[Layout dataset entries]
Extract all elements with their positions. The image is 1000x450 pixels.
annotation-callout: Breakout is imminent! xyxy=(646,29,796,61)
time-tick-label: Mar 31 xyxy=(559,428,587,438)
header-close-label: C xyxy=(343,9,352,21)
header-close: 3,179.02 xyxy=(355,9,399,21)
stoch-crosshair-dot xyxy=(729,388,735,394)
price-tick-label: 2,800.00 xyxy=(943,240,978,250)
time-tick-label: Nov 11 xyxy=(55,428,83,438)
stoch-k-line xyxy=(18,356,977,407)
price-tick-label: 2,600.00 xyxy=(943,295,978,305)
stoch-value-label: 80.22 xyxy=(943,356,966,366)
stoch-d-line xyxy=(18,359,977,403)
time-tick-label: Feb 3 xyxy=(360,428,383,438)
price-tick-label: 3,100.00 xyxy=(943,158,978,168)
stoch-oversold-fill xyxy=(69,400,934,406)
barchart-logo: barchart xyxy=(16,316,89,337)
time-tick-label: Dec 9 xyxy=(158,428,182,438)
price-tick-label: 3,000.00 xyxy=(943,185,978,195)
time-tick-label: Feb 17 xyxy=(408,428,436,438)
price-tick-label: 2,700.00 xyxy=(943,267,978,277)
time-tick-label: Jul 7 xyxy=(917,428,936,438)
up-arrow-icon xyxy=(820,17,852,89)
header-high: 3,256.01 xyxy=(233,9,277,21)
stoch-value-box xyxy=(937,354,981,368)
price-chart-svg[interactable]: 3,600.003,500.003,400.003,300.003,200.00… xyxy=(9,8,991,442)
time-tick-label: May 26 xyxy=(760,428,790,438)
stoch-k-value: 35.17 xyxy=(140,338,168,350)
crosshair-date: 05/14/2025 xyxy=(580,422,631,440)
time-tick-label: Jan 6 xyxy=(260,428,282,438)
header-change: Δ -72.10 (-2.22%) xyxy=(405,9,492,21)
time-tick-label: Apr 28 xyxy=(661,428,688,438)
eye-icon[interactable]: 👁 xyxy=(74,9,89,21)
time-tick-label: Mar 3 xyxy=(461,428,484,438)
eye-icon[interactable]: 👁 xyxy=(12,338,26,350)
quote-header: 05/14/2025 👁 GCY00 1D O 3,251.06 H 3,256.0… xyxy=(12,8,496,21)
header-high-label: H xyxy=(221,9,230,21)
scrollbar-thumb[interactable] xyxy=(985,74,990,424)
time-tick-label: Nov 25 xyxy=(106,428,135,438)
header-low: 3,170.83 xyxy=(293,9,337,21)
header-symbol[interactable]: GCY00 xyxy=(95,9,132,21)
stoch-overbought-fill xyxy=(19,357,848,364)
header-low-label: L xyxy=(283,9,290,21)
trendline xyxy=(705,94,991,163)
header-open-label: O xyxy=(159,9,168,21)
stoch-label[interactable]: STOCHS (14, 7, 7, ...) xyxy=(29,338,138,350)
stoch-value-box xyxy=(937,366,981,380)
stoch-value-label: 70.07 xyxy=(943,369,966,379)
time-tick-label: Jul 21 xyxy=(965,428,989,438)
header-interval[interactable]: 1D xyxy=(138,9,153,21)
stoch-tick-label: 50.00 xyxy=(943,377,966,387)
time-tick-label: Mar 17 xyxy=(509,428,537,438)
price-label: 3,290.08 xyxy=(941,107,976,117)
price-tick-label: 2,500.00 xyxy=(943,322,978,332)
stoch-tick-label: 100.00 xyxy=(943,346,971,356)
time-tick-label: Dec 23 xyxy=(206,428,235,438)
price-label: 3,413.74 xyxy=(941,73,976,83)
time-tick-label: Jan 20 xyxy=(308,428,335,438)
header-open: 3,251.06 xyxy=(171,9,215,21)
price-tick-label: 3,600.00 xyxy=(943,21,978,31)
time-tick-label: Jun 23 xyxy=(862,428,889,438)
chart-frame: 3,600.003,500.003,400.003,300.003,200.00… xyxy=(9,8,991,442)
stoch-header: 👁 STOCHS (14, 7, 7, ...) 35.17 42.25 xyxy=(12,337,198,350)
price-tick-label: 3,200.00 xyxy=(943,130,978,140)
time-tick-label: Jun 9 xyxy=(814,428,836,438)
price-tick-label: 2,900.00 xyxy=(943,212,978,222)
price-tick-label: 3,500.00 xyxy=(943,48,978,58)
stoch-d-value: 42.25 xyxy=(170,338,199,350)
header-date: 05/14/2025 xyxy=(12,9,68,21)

■ What to do
Reproduce every line of the entries above without changing anything.

■ Result of this task
Extract all elements with their positions. The image is 1000x450 pixels.
annotation-callout: Breakout is imminent! xyxy=(646,29,796,61)
time-tick-label: Mar 31 xyxy=(559,428,587,438)
header-close-label: C xyxy=(343,9,352,21)
header-close: 3,179.02 xyxy=(355,9,399,21)
stoch-crosshair-dot xyxy=(729,388,735,394)
price-tick-label: 2,800.00 xyxy=(943,240,978,250)
time-tick-label: Nov 11 xyxy=(55,428,83,438)
stoch-k-line xyxy=(18,356,977,407)
price-tick-label: 2,600.00 xyxy=(943,295,978,305)
stoch-value-label: 80.22 xyxy=(943,356,966,366)
stoch-d-line xyxy=(18,359,977,403)
time-tick-label: Feb 3 xyxy=(360,428,383,438)
price-tick-label: 3,100.00 xyxy=(943,158,978,168)
stoch-oversold-fill xyxy=(69,400,934,406)
barchart-logo: barchart xyxy=(16,316,89,337)
time-tick-label: Dec 9 xyxy=(158,428,182,438)
price-tick-label: 3,000.00 xyxy=(943,185,978,195)
time-tick-label: Feb 17 xyxy=(408,428,436,438)
price-tick-label: 2,700.00 xyxy=(943,267,978,277)
time-tick-label: Jul 7 xyxy=(917,428,936,438)
up-arrow-icon xyxy=(820,17,852,89)
header-high: 3,256.01 xyxy=(233,9,277,21)
stoch-value-box xyxy=(937,354,981,368)
price-chart-svg[interactable]: 3,600.003,500.003,400.003,300.003,200.00… xyxy=(9,8,991,442)
time-tick-label: May 26 xyxy=(760,428,790,438)
stoch-k-value: 35.17 xyxy=(140,338,168,350)
crosshair-date: 05/14/2025 xyxy=(580,422,631,440)
time-tick-label: Jan 6 xyxy=(260,428,282,438)
header-change: Δ -72.10 (-2.22%) xyxy=(405,9,492,21)
time-tick-label: Apr 28 xyxy=(661,428,688,438)
eye-icon[interactable]: 👁 xyxy=(74,9,89,21)
time-tick-label: Mar 3 xyxy=(461,428,484,438)
eye-icon[interactable]: 👁 xyxy=(12,338,26,350)
quote-header: 05/14/2025 👁 GCY00 1D O 3,251.06 H 3,256.0… xyxy=(12,8,496,21)
header-high-label: H xyxy=(221,9,230,21)
scrollbar-thumb[interactable] xyxy=(985,74,990,424)
time-tick-label: Nov 25 xyxy=(106,428,135,438)
header-low: 3,170.83 xyxy=(293,9,337,21)
header-symbol[interactable]: GCY00 xyxy=(95,9,132,21)
stoch-overbought-fill xyxy=(19,357,848,364)
header-low-label: L xyxy=(283,9,290,21)
trendline xyxy=(705,94,991,163)
header-open-label: O xyxy=(159,9,168,21)
stoch-label[interactable]: STOCHS (14, 7, 7, ...) xyxy=(29,338,138,350)
stoch-value-box xyxy=(937,366,981,380)
stoch-value-label: 70.07 xyxy=(943,369,966,379)
time-tick-label: Jul 21 xyxy=(965,428,989,438)
header-interval[interactable]: 1D xyxy=(138,9,153,21)
stoch-tick-label: 50.00 xyxy=(943,377,966,387)
time-tick-label: Mar 17 xyxy=(509,428,537,438)
price-label: 3,290.08 xyxy=(941,107,976,117)
price-tick-label: 2,500.00 xyxy=(943,322,978,332)
stoch-tick-label: 100.00 xyxy=(943,346,971,356)
time-tick-label: Dec 23 xyxy=(206,428,235,438)
price-label: 3,413.74 xyxy=(941,73,976,83)
time-tick-label: Jan 20 xyxy=(308,428,335,438)
header-open: 3,251.06 xyxy=(171,9,215,21)
price-tick-label: 3,600.00 xyxy=(943,21,978,31)
time-tick-label: Jun 23 xyxy=(862,428,889,438)
chart-frame: 3,600.003,500.003,400.003,300.003,200.00… xyxy=(9,8,991,442)
stoch-header: 👁 STOCHS (14, 7, 7, ...) 35.17 42.25 xyxy=(12,337,198,350)
price-tick-label: 3,200.00 xyxy=(943,130,978,140)
time-tick-label: Jun 9 xyxy=(814,428,836,438)
price-tick-label: 2,900.00 xyxy=(943,212,978,222)
price-tick-label: 3,500.00 xyxy=(943,48,978,58)
stoch-d-value: 42.25 xyxy=(170,338,199,350)
header-date: 05/14/2025 xyxy=(12,9,68,21)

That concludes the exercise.